Do this: In this exercise, reproduce all the entries that follow exactly.

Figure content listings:
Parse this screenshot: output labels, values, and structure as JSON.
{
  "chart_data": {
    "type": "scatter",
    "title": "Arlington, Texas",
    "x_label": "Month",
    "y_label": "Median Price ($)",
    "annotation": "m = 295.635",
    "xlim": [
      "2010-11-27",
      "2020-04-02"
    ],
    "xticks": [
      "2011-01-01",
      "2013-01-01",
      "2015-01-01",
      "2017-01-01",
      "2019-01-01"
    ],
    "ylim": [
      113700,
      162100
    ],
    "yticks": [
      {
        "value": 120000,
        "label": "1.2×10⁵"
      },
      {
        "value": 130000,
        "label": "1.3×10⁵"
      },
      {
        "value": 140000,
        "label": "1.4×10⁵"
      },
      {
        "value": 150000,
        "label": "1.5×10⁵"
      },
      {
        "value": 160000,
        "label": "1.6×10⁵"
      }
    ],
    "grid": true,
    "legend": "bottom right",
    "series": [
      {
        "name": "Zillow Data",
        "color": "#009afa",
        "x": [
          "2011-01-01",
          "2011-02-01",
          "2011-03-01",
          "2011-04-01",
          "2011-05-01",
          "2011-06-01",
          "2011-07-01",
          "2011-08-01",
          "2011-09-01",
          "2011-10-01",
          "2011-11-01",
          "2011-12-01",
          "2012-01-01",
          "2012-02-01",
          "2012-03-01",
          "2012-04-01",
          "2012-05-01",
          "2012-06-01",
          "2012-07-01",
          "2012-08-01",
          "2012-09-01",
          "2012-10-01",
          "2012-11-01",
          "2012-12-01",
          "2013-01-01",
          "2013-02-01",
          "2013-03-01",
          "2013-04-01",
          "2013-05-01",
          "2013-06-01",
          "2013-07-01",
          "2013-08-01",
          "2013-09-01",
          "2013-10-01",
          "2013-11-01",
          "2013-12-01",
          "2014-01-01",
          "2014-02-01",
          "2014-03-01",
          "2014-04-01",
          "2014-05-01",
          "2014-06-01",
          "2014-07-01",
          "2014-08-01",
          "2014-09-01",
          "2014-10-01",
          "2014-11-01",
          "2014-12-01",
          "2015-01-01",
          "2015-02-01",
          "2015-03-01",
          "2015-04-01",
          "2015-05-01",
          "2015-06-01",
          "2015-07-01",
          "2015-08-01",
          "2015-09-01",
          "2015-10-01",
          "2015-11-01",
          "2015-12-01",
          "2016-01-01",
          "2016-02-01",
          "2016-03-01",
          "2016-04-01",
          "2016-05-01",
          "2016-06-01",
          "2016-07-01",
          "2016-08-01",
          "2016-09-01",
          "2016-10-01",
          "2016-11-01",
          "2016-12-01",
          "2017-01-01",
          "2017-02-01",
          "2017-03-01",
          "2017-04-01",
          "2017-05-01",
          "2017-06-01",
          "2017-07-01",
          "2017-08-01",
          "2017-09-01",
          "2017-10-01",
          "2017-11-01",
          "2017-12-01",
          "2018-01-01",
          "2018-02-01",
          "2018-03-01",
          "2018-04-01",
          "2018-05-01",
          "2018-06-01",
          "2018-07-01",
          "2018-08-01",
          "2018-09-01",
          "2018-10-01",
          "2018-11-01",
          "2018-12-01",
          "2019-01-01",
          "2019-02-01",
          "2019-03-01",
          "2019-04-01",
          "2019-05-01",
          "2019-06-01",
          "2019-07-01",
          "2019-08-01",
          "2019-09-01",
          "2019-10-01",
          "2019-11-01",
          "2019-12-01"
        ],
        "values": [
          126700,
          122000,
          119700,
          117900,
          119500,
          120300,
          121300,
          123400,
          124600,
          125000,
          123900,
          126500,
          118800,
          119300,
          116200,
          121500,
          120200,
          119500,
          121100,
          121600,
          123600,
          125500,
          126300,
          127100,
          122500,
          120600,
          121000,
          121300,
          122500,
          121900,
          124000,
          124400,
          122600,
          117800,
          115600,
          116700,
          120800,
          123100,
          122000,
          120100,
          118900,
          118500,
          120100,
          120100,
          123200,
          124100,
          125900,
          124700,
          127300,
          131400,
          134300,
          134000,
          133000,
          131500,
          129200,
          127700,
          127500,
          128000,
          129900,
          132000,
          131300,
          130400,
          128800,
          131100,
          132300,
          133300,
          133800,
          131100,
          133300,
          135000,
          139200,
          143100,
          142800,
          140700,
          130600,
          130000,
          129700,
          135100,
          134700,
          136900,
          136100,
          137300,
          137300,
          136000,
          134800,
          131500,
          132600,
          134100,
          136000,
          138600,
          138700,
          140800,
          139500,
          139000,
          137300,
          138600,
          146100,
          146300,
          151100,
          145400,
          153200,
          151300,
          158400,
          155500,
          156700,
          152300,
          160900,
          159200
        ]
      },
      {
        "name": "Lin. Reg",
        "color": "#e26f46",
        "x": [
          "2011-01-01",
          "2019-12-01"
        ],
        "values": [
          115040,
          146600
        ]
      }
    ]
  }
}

Full response:
Parse this screenshot: output labels, values, and structure as JSON.
{
  "chart_data": {
    "type": "scatter",
    "title": "Arlington, Texas",
    "x_label": "Month",
    "y_label": "Median Price ($)",
    "annotation": "m = 295.635",
    "xlim": [
      "2010-11-27",
      "2020-04-02"
    ],
    "xticks": [
      "2011-01-01",
      "2013-01-01",
      "2015-01-01",
      "2017-01-01",
      "2019-01-01"
    ],
    "ylim": [
      113700,
      162100
    ],
    "yticks": [
      {
        "value": 120000,
        "label": "1.2×10⁵"
      },
      {
        "value": 130000,
        "label": "1.3×10⁵"
      },
      {
        "value": 140000,
        "label": "1.4×10⁵"
      },
      {
        "value": 150000,
        "label": "1.5×10⁵"
      },
      {
        "value": 160000,
        "label": "1.6×10⁵"
      }
    ],
    "grid": true,
    "legend": "bottom right",
    "series": [
      {
        "name": "Zillow Data",
        "color": "#009afa",
        "x": [
          "2011-01-01",
          "2011-02-01",
          "2011-03-01",
          "2011-04-01",
          "2011-05-01",
          "2011-06-01",
          "2011-07-01",
          "2011-08-01",
          "2011-09-01",
          "2011-10-01",
          "2011-11-01",
          "2011-12-01",
          "2012-01-01",
          "2012-02-01",
          "2012-03-01",
          "2012-04-01",
          "2012-05-01",
          "2012-06-01",
          "2012-07-01",
          "2012-08-01",
          "2012-09-01",
          "2012-10-01",
          "2012-11-01",
          "2012-12-01",
          "2013-01-01",
          "2013-02-01",
          "2013-03-01",
          "2013-04-01",
          "2013-05-01",
          "2013-06-01",
          "2013-07-01",
          "2013-08-01",
          "2013-09-01",
          "2013-10-01",
          "2013-11-01",
          "2013-12-01",
          "2014-01-01",
          "2014-02-01",
          "2014-03-01",
          "2014-04-01",
          "2014-05-01",
          "2014-06-01",
          "2014-07-01",
          "2014-08-01",
          "2014-09-01",
          "2014-10-01",
          "2014-11-01",
          "2014-12-01",
          "2015-01-01",
          "2015-02-01",
          "2015-03-01",
          "2015-04-01",
          "2015-05-01",
          "2015-06-01",
          "2015-07-01",
          "2015-08-01",
          "2015-09-01",
          "2015-10-01",
          "2015-11-01",
          "2015-12-01",
          "2016-01-01",
          "2016-02-01",
          "2016-03-01",
          "2016-04-01",
          "2016-05-01",
          "2016-06-01",
          "2016-07-01",
          "2016-08-01",
          "2016-09-01",
          "2016-10-01",
          "2016-11-01",
          "2016-12-01",
          "2017-01-01",
          "2017-02-01",
          "2017-03-01",
          "2017-04-01",
          "2017-05-01",
          "2017-06-01",
          "2017-07-01",
          "2017-08-01",
          "2017-09-01",
          "2017-10-01",
          "2017-11-01",
          "2017-12-01",
          "2018-01-01",
          "2018-02-01",
          "2018-03-01",
          "2018-04-01",
          "2018-05-01",
          "2018-06-01",
          "2018-07-01",
          "2018-08-01",
          "2018-09-01",
          "2018-10-01",
          "2018-11-01",
          "2018-12-01",
          "2019-01-01",
          "2019-02-01",
          "2019-03-01",
          "2019-04-01",
          "2019-05-01",
          "2019-06-01",
          "2019-07-01",
          "2019-08-01",
          "2019-09-01",
          "2019-10-01",
          "2019-11-01",
          "2019-12-01"
        ],
        "values": [
          126700,
          122000,
          119700,
          117900,
          119500,
          120300,
          121300,
          123400,
          124600,
          125000,
          123900,
          126500,
          118800,
          119300,
          116200,
          121500,
          120200,
          119500,
          121100,
          121600,
          123600,
          125500,
          126300,
          127100,
          122500,
          120600,
          121000,
          121300,
          122500,
          121900,
          124000,
          124400,
          122600,
          117800,
          115600,
          116700,
          120800,
          123100,
          122000,
          120100,
          118900,
          118500,
          120100,
          120100,
          123200,
          124100,
          125900,
          124700,
          127300,
          131400,
          134300,
          134000,
          133000,
          131500,
          129200,
          127700,
          127500,
          128000,
          129900,
          132000,
          131300,
          130400,
          128800,
          131100,
          132300,
          133300,
          133800,
          131100,
          133300,
          135000,
          139200,
          143100,
          142800,
          140700,
          130600,
          130000,
          129700,
          135100,
          134700,
          136900,
          136100,
          137300,
          137300,
          136000,
          134800,
          131500,
          132600,
          134100,
          136000,
          138600,
          138700,
          140800,
          139500,
          139000,
          137300,
          138600,
          146100,
          146300,
          151100,
          145400,
          153200,
          151300,
          158400,
          155500,
          156700,
          152300,
          160900,
          159200
        ]
      },
      {
        "name": "Lin. Reg",
        "color": "#e26f46",
        "x": [
          "2011-01-01",
          "2019-12-01"
        ],
        "values": [
          115040,
          146600
        ]
      }
    ]
  }
}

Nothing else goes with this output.